BEGIN EXTRACTED ENTRIES

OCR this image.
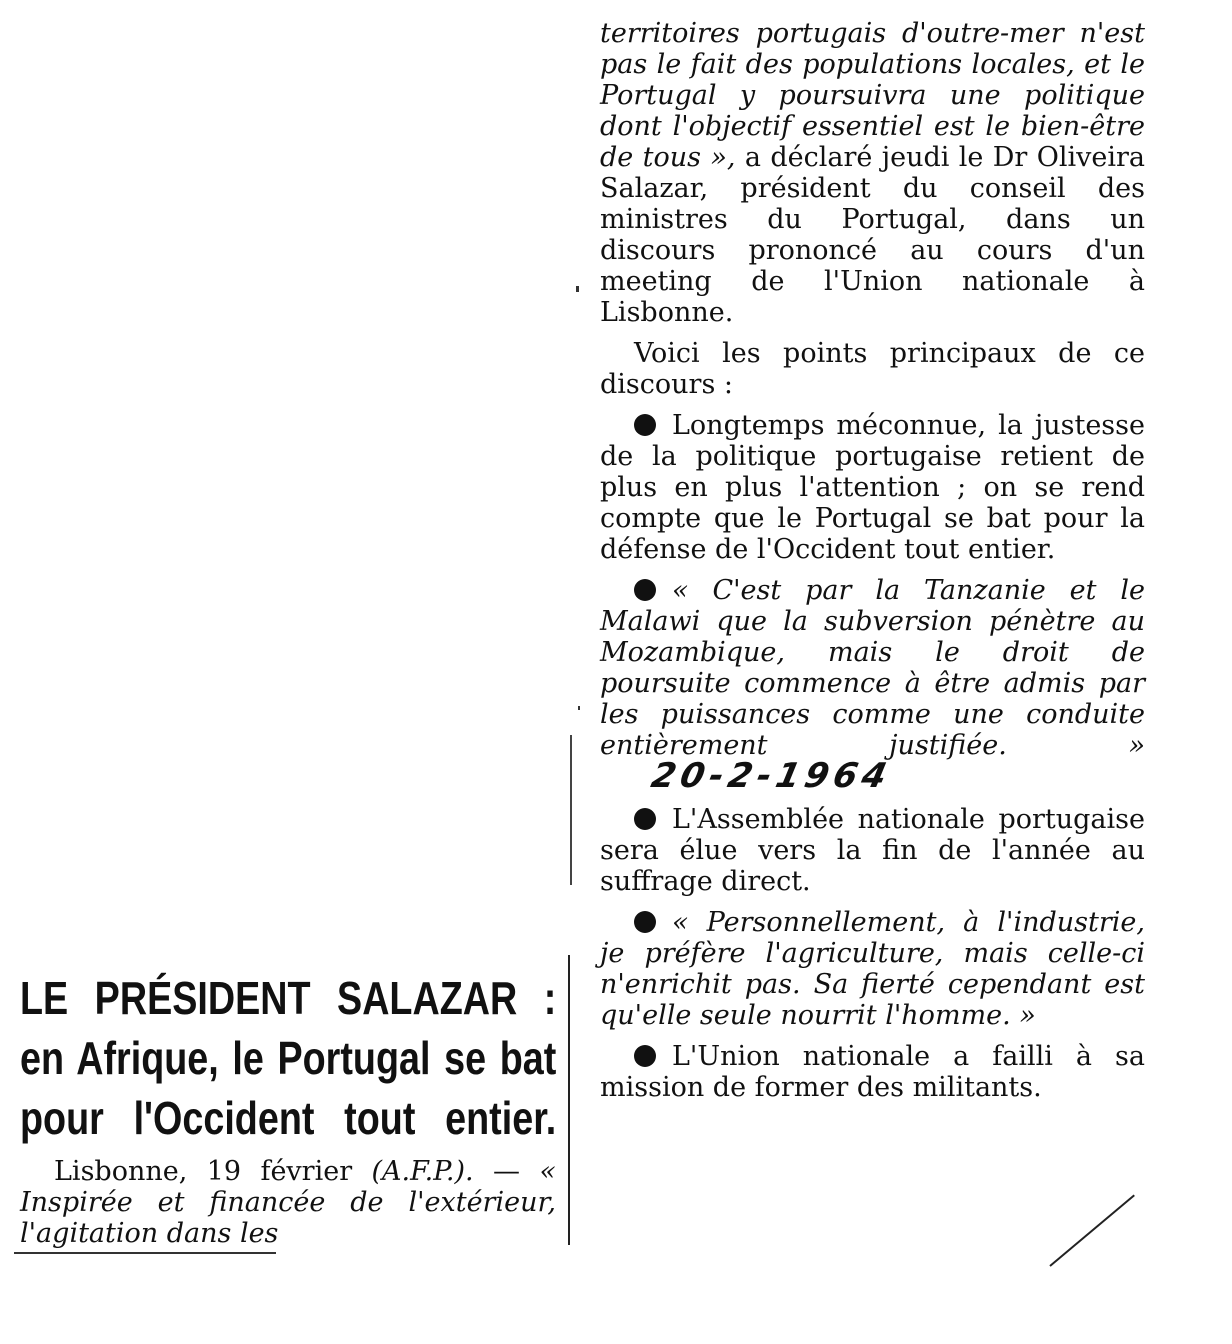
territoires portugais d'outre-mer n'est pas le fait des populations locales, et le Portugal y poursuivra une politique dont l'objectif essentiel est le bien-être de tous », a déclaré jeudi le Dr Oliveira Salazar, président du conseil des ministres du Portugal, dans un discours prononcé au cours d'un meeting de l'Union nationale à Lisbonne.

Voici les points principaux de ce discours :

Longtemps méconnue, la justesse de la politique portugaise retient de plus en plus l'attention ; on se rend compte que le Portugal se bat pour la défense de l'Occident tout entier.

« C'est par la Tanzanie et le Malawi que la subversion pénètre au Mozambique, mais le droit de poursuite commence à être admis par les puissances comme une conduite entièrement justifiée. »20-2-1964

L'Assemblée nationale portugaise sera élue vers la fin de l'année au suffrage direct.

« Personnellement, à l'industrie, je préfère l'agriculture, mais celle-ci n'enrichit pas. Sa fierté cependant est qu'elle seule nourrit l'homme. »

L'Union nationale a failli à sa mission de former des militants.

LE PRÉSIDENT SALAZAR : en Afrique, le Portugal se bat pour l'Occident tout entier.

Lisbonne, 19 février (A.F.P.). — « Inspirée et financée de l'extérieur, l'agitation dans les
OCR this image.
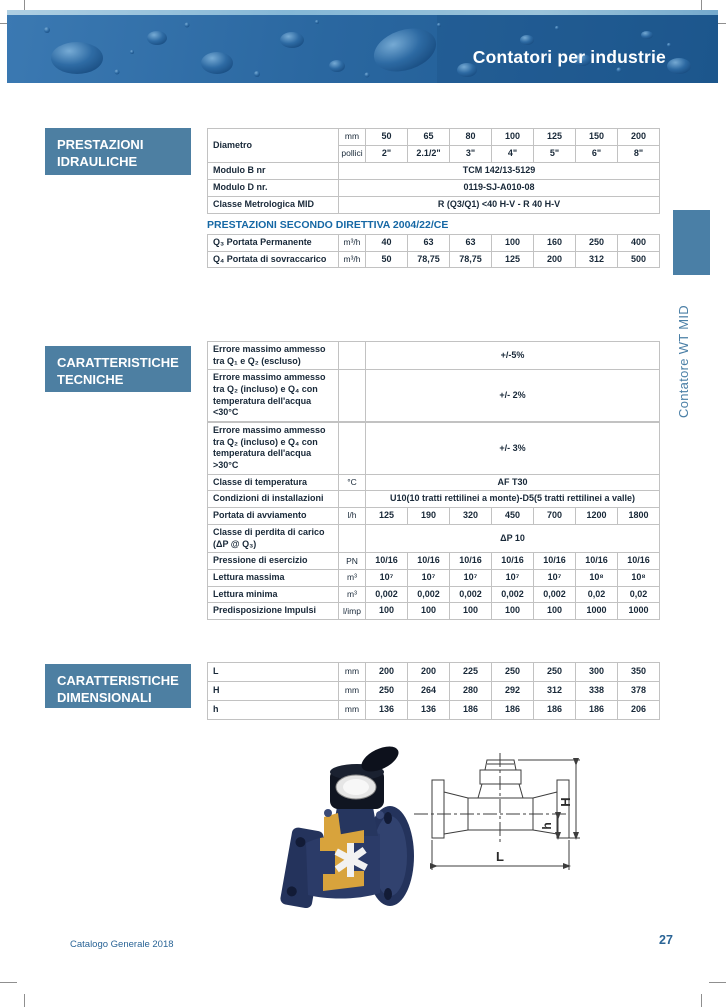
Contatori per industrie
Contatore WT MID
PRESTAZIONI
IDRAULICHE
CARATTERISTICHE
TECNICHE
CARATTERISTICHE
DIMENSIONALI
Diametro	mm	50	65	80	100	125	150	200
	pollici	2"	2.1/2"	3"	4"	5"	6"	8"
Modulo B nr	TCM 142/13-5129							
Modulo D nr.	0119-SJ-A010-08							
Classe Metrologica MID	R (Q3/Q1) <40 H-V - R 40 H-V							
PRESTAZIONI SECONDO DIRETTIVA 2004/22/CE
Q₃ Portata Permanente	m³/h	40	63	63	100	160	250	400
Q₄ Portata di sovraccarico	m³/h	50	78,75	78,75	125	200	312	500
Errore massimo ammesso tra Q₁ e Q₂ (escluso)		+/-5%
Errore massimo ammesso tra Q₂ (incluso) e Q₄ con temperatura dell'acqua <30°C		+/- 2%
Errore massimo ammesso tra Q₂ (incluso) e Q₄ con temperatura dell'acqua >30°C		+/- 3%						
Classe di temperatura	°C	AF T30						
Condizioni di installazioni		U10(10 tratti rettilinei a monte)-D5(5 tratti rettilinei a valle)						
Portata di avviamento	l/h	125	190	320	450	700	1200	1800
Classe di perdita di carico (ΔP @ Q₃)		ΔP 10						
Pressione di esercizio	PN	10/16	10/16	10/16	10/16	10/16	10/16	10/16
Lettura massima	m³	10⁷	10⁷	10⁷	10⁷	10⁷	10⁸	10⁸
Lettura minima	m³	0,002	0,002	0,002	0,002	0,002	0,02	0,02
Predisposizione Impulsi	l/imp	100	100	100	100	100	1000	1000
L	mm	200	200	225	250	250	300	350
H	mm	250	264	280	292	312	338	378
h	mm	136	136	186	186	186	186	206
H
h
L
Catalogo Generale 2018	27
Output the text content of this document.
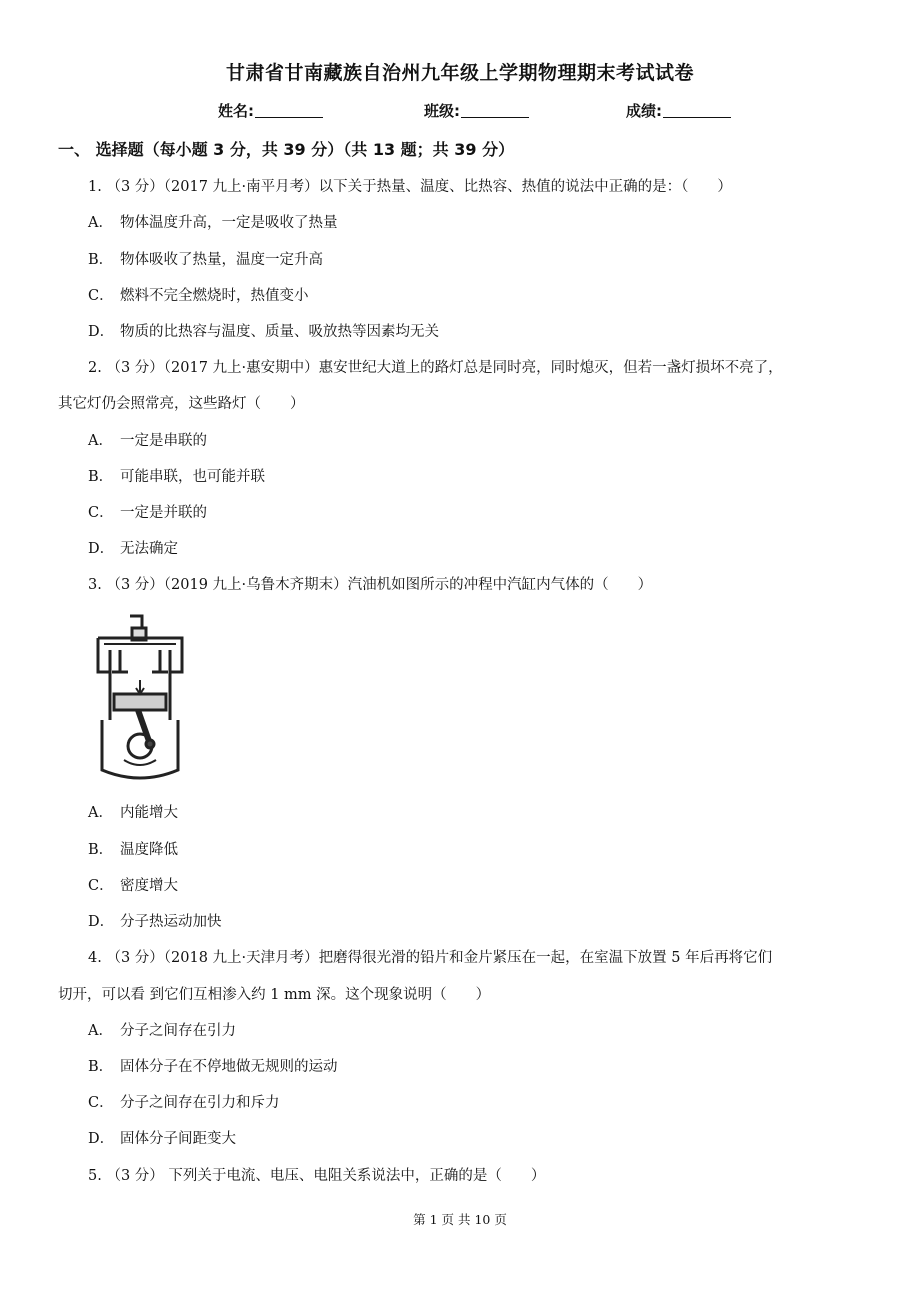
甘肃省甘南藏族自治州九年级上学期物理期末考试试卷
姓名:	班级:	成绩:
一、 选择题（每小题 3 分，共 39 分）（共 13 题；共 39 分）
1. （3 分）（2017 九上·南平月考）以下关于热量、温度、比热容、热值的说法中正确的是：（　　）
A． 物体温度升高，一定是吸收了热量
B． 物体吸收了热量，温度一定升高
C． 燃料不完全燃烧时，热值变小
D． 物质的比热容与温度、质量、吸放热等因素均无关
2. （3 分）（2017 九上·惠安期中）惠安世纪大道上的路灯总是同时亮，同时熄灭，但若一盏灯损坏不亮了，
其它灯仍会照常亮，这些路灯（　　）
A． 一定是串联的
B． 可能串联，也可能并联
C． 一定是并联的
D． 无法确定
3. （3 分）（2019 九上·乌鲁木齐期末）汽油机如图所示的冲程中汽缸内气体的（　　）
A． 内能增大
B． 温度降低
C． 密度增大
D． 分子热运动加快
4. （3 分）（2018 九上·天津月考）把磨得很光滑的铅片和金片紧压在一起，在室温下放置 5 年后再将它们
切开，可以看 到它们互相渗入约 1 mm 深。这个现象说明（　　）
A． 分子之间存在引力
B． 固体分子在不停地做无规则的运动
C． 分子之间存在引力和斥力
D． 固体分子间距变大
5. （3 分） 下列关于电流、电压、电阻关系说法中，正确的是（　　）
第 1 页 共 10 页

END EXTRACTED ENTRIES

| THE PROBLEM |
Where the line containing "Output the text content of this document." appears above, start there and set down each line exactly through the last line of the data; leave out every picture.

| THE REPLY |
Output the text content of this document.
甘肃省甘南藏族自治州九年级上学期物理期末考试试卷
姓名:	班级:	成绩:
一、 选择题（每小题 3 分，共 39 分）（共 13 题；共 39 分）
1. （3 分）（2017 九上·南平月考）以下关于热量、温度、比热容、热值的说法中正确的是：（　　）
A． 物体温度升高，一定是吸收了热量
B． 物体吸收了热量，温度一定升高
C． 燃料不完全燃烧时，热值变小
D． 物质的比热容与温度、质量、吸放热等因素均无关
2. （3 分）（2017 九上·惠安期中）惠安世纪大道上的路灯总是同时亮，同时熄灭，但若一盏灯损坏不亮了，
其它灯仍会照常亮，这些路灯（　　）
A． 一定是串联的
B． 可能串联，也可能并联
C． 一定是并联的
D． 无法确定
3. （3 分）（2019 九上·乌鲁木齐期末）汽油机如图所示的冲程中汽缸内气体的（　　）
A． 内能增大
B． 温度降低
C． 密度增大
D． 分子热运动加快
4. （3 分）（2018 九上·天津月考）把磨得很光滑的铅片和金片紧压在一起，在室温下放置 5 年后再将它们
切开，可以看 到它们互相渗入约 1 mm 深。这个现象说明（　　）
A． 分子之间存在引力
B． 固体分子在不停地做无规则的运动
C． 分子之间存在引力和斥力
D． 固体分子间距变大
5. （3 分） 下列关于电流、电压、电阻关系说法中，正确的是（　　）
第 1 页 共 10 页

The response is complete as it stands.